--- Begin Extracted material ---

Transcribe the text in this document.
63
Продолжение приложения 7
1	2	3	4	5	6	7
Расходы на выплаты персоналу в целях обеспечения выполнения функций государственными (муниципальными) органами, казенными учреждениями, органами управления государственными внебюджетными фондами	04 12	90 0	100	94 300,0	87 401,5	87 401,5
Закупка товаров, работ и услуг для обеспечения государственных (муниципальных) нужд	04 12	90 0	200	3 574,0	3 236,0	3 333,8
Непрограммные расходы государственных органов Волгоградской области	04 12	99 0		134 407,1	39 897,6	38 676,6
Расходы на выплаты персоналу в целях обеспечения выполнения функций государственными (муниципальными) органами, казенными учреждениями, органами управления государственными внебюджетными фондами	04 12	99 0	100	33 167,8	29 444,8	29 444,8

--- End Extracted material ---

§ Given task:
Look for the word "государственных" in every line of the listing and copy the lines that have it.

§ Result:
Закупка товаров, работ и услуг для обеспечения государственных (муниципальных) нужд	04 12	90 0	200	3 574,0	3 236,0	3 333,8
Непрограммные расходы государственных органов Волгоградской области	04 12	99 0		134 407,1	39 897,6	38 676,6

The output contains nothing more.